Dataset items
....................

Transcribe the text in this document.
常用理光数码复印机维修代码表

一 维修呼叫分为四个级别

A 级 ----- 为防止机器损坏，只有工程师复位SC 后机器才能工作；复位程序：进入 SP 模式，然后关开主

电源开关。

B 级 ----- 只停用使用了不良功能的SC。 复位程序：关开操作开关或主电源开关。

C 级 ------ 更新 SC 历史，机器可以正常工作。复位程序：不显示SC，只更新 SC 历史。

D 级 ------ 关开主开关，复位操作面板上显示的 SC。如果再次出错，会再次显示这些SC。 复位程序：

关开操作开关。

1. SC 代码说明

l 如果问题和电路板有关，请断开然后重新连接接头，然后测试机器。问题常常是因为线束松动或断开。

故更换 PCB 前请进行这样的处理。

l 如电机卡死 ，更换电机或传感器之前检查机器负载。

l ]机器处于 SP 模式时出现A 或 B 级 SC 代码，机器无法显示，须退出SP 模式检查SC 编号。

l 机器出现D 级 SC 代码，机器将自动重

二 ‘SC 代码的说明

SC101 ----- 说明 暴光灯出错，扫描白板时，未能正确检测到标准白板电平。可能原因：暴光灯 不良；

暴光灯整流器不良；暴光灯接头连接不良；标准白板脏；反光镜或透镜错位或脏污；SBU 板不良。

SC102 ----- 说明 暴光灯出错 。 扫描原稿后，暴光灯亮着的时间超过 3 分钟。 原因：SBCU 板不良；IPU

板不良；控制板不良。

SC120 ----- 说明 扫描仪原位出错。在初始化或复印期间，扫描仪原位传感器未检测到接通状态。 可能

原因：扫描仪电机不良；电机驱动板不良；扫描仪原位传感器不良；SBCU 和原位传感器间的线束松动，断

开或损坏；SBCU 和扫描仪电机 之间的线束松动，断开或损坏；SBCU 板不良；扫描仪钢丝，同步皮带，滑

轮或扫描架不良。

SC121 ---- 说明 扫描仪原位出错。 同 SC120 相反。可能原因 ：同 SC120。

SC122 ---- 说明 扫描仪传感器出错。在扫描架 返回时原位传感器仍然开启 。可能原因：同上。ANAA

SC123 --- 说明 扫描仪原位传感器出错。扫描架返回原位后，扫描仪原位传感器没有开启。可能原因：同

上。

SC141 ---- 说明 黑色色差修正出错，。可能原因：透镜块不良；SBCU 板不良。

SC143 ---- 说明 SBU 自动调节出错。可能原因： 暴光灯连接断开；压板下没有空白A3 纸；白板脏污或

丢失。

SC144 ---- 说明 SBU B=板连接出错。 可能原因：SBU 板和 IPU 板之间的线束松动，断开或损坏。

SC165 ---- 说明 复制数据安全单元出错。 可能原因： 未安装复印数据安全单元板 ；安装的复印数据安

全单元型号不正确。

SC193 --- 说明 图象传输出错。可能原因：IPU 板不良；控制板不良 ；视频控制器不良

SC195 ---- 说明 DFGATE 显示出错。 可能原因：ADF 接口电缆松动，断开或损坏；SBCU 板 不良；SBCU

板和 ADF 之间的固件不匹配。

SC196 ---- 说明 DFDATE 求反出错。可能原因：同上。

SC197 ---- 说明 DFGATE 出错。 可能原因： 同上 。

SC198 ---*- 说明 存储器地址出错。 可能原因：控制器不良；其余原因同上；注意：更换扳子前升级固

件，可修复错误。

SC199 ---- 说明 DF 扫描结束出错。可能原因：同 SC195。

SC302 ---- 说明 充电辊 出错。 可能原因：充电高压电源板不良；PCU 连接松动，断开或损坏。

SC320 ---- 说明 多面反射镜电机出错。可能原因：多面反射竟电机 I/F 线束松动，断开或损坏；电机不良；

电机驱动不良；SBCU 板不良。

....................

[Directions]: Give the count of lines holding the word "扫描仪原位出错" and nothing more.

[Solution for this task]: 2